Restate the material word for word and leave out anything that is a picture.

--------------------------------------------------

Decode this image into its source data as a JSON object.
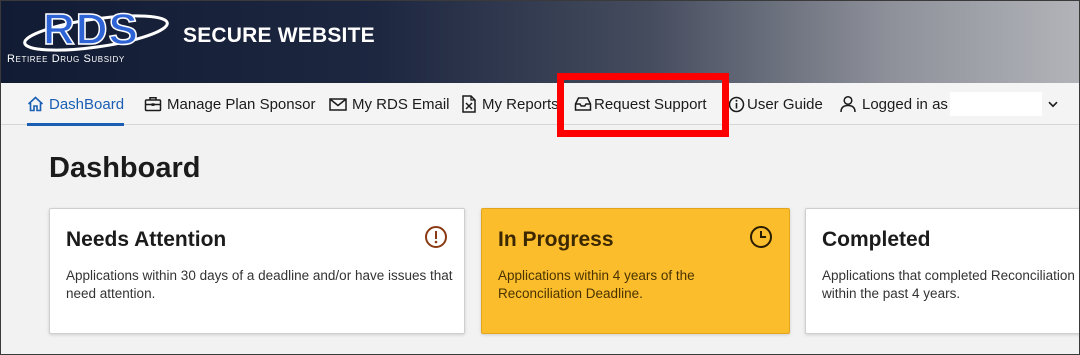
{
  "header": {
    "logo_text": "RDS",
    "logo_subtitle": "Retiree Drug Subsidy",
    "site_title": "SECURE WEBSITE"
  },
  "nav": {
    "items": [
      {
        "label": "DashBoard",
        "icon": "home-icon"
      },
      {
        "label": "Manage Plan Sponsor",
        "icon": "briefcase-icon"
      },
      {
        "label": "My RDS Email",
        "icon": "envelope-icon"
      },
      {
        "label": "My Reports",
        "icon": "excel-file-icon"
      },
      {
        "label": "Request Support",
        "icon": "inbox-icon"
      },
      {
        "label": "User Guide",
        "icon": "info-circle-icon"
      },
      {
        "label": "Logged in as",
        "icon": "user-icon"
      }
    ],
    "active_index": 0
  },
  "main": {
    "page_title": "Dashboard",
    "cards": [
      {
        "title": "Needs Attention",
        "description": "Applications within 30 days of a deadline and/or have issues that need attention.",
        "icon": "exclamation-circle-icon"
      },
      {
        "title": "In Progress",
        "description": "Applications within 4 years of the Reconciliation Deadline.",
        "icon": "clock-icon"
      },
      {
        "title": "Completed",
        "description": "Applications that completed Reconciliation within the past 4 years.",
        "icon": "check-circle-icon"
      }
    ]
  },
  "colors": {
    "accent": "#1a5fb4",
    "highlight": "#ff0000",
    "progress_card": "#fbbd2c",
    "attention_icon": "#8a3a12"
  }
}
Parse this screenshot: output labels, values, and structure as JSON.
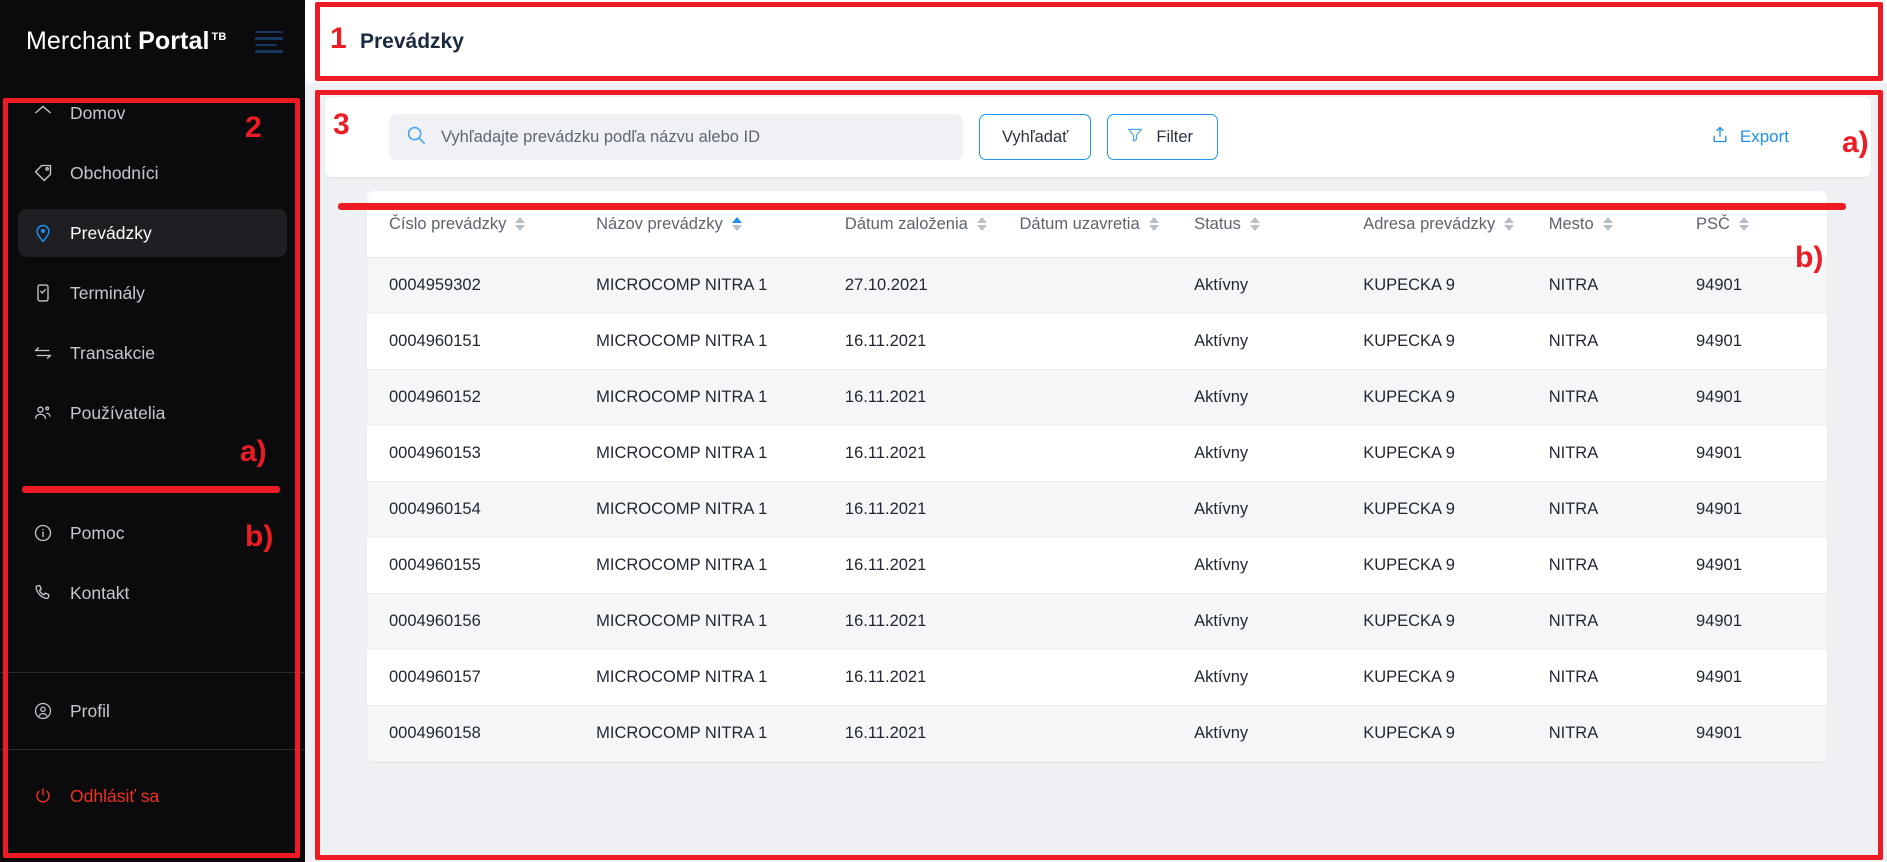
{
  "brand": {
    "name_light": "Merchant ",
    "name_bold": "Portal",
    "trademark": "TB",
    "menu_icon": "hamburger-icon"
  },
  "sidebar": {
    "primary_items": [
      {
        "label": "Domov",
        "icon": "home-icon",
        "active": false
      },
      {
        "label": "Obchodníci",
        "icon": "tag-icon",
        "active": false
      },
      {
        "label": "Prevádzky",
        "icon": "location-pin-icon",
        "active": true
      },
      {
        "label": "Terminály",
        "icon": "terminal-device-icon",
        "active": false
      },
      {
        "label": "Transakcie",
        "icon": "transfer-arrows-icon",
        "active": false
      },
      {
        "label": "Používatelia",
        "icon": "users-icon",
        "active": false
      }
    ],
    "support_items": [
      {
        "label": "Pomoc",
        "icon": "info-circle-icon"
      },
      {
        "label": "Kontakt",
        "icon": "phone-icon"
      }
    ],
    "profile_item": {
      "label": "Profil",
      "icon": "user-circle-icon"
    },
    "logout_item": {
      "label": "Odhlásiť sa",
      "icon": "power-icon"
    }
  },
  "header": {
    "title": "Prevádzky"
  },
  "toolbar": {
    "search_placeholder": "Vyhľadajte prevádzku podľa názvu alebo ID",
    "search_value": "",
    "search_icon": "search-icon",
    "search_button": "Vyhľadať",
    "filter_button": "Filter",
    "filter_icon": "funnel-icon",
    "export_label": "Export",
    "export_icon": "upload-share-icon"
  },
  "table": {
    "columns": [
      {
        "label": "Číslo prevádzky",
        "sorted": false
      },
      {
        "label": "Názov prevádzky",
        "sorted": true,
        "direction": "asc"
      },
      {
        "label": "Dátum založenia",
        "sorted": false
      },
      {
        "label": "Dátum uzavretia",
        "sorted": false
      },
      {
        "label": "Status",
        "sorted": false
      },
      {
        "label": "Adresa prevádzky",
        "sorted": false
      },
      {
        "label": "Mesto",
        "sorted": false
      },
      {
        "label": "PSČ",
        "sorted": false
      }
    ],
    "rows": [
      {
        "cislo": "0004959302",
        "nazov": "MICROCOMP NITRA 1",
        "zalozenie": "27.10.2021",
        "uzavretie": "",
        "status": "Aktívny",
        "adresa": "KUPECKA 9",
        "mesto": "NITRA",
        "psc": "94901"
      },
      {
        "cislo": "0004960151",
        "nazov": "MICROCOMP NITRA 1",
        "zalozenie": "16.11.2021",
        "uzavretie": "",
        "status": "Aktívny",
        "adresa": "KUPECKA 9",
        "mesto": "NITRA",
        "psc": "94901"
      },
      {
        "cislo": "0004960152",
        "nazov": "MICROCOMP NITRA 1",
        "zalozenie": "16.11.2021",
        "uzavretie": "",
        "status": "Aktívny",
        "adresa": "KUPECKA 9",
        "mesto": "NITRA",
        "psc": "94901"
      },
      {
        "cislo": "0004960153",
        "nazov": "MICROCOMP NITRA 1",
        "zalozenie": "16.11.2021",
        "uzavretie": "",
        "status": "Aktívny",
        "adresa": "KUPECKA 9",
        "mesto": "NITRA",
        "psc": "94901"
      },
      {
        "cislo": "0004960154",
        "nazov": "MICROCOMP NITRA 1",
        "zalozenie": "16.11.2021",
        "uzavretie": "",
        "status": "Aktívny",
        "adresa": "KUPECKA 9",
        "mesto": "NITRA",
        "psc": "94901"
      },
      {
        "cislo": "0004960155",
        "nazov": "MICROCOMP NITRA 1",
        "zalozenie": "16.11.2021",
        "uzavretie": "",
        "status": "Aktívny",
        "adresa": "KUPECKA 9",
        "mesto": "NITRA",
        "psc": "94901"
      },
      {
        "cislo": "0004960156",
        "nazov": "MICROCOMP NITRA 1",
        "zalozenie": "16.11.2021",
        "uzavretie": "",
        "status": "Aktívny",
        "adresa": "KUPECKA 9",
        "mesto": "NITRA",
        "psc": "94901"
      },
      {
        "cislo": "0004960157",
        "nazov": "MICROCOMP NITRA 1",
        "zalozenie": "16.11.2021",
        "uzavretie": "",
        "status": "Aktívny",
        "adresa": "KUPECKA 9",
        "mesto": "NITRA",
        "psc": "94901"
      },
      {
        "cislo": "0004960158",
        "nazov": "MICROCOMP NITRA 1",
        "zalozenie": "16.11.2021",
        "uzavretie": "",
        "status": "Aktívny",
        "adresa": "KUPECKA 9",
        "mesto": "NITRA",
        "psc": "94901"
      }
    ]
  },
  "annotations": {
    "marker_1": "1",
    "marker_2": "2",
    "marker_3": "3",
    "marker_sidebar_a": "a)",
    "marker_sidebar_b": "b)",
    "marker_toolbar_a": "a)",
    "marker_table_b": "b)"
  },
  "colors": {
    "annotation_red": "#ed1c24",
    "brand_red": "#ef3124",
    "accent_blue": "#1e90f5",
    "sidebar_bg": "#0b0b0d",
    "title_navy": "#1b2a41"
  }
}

--------------------------------------------------

[Response to this exercise]
Decode this image into its source data as a JSON object.
{
  "header": {
    "logo_text": "RDS",
    "logo_subtitle": "Retiree Drug Subsidy",
    "site_title": "SECURE WEBSITE"
  },
  "nav": {
    "items": [
      {
        "label": "DashBoard",
        "icon": "home-icon"
      },
      {
        "label": "Manage Plan Sponsor",
        "icon": "briefcase-icon"
      },
      {
        "label": "My RDS Email",
        "icon": "envelope-icon"
      },
      {
        "label": "My Reports",
        "icon": "excel-file-icon"
      },
      {
        "label": "Request Support",
        "icon": "inbox-icon"
      },
      {
        "label": "User Guide",
        "icon": "info-circle-icon"
      },
      {
        "label": "Logged in as",
        "icon": "user-icon"
      }
    ],
    "active_index": 0
  },
  "main": {
    "page_title": "Dashboard",
    "cards": [
      {
        "title": "Needs Attention",
        "description": "Applications within 30 days of a deadline and/or have issues that need attention.",
        "icon": "exclamation-circle-icon"
      },
      {
        "title": "In Progress",
        "description": "Applications within 4 years of the Reconciliation Deadline.",
        "icon": "clock-icon"
      },
      {
        "title": "Completed",
        "description": "Applications that completed Reconciliation within the past 4 years.",
        "icon": "check-circle-icon"
      }
    ]
  },
  "colors": {
    "accent": "#1a5fb4",
    "highlight": "#ff0000",
    "progress_card": "#fbbd2c",
    "attention_icon": "#8a3a12"
  }
}
Parse this screenshot: output labels, values, and structure as JSON.
{
  "brand": {
    "name_light": "Merchant ",
    "name_bold": "Portal",
    "trademark": "TB",
    "menu_icon": "hamburger-icon"
  },
  "sidebar": {
    "primary_items": [
      {
        "label": "Domov",
        "icon": "home-icon",
        "active": false
      },
      {
        "label": "Obchodníci",
        "icon": "tag-icon",
        "active": false
      },
      {
        "label": "Prevádzky",
        "icon": "location-pin-icon",
        "active": true
      },
      {
        "label": "Terminály",
        "icon": "terminal-device-icon",
        "active": false
      },
      {
        "label": "Transakcie",
        "icon": "transfer-arrows-icon",
        "active": false
      },
      {
        "label": "Používatelia",
        "icon": "users-icon",
        "active": false
      }
    ],
    "support_items": [
      {
        "label": "Pomoc",
        "icon": "info-circle-icon"
      },
      {
        "label": "Kontakt",
        "icon": "phone-icon"
      }
    ],
    "profile_item": {
      "label": "Profil",
      "icon": "user-circle-icon"
    },
    "logout_item": {
      "label": "Odhlásiť sa",
      "icon": "power-icon"
    }
  },
  "header": {
    "title": "Prevádzky"
  },
  "toolbar": {
    "search_placeholder": "Vyhľadajte prevádzku podľa názvu alebo ID",
    "search_value": "",
    "search_icon": "search-icon",
    "search_button": "Vyhľadať",
    "filter_button": "Filter",
    "filter_icon": "funnel-icon",
    "export_label": "Export",
    "export_icon": "upload-share-icon"
  },
  "table": {
    "columns": [
      {
        "label": "Číslo prevádzky",
        "sorted": false
      },
      {
        "label": "Názov prevádzky",
        "sorted": true,
        "direction": "asc"
      },
      {
        "label": "Dátum založenia",
        "sorted": false
      },
      {
        "label": "Dátum uzavretia",
        "sorted": false
      },
      {
        "label": "Status",
        "sorted": false
      },
      {
        "label": "Adresa prevádzky",
        "sorted": false
      },
      {
        "label": "Mesto",
        "sorted": false
      },
      {
        "label": "PSČ",
        "sorted": false
      }
    ],
    "rows": [
      {
        "cislo": "0004959302",
        "nazov": "MICROCOMP NITRA 1",
        "zalozenie": "27.10.2021",
        "uzavretie": "",
        "status": "Aktívny",
        "adresa": "KUPECKA 9",
        "mesto": "NITRA",
        "psc": "94901"
      },
      {
        "cislo": "0004960151",
        "nazov": "MICROCOMP NITRA 1",
        "zalozenie": "16.11.2021",
        "uzavretie": "",
        "status": "Aktívny",
        "adresa": "KUPECKA 9",
        "mesto": "NITRA",
        "psc": "94901"
      },
      {
        "cislo": "0004960152",
        "nazov": "MICROCOMP NITRA 1",
        "zalozenie": "16.11.2021",
        "uzavretie": "",
        "status": "Aktívny",
        "adresa": "KUPECKA 9",
        "mesto": "NITRA",
        "psc": "94901"
      },
      {
        "cislo": "0004960153",
        "nazov": "MICROCOMP NITRA 1",
        "zalozenie": "16.11.2021",
        "uzavretie": "",
        "status": "Aktívny",
        "adresa": "KUPECKA 9",
        "mesto": "NITRA",
        "psc": "94901"
      },
      {
        "cislo": "0004960154",
        "nazov": "MICROCOMP NITRA 1",
        "zalozenie": "16.11.2021",
        "uzavretie": "",
        "status": "Aktívny",
        "adresa": "KUPECKA 9",
        "mesto": "NITRA",
        "psc": "94901"
      },
      {
        "cislo": "0004960155",
        "nazov": "MICROCOMP NITRA 1",
        "zalozenie": "16.11.2021",
        "uzavretie": "",
        "status": "Aktívny",
        "adresa": "KUPECKA 9",
        "mesto": "NITRA",
        "psc": "94901"
      },
      {
        "cislo": "0004960156",
        "nazov": "MICROCOMP NITRA 1",
        "zalozenie": "16.11.2021",
        "uzavretie": "",
        "status": "Aktívny",
        "adresa": "KUPECKA 9",
        "mesto": "NITRA",
        "psc": "94901"
      },
      {
        "cislo": "0004960157",
        "nazov": "MICROCOMP NITRA 1",
        "zalozenie": "16.11.2021",
        "uzavretie": "",
        "status": "Aktívny",
        "adresa": "KUPECKA 9",
        "mesto": "NITRA",
        "psc": "94901"
      },
      {
        "cislo": "0004960158",
        "nazov": "MICROCOMP NITRA 1",
        "zalozenie": "16.11.2021",
        "uzavretie": "",
        "status": "Aktívny",
        "adresa": "KUPECKA 9",
        "mesto": "NITRA",
        "psc": "94901"
      }
    ]
  },
  "annotations": {
    "marker_1": "1",
    "marker_2": "2",
    "marker_3": "3",
    "marker_sidebar_a": "a)",
    "marker_sidebar_b": "b)",
    "marker_toolbar_a": "a)",
    "marker_table_b": "b)"
  },
  "colors": {
    "annotation_red": "#ed1c24",
    "brand_red": "#ef3124",
    "accent_blue": "#1e90f5",
    "sidebar_bg": "#0b0b0d",
    "title_navy": "#1b2a41"
  }
}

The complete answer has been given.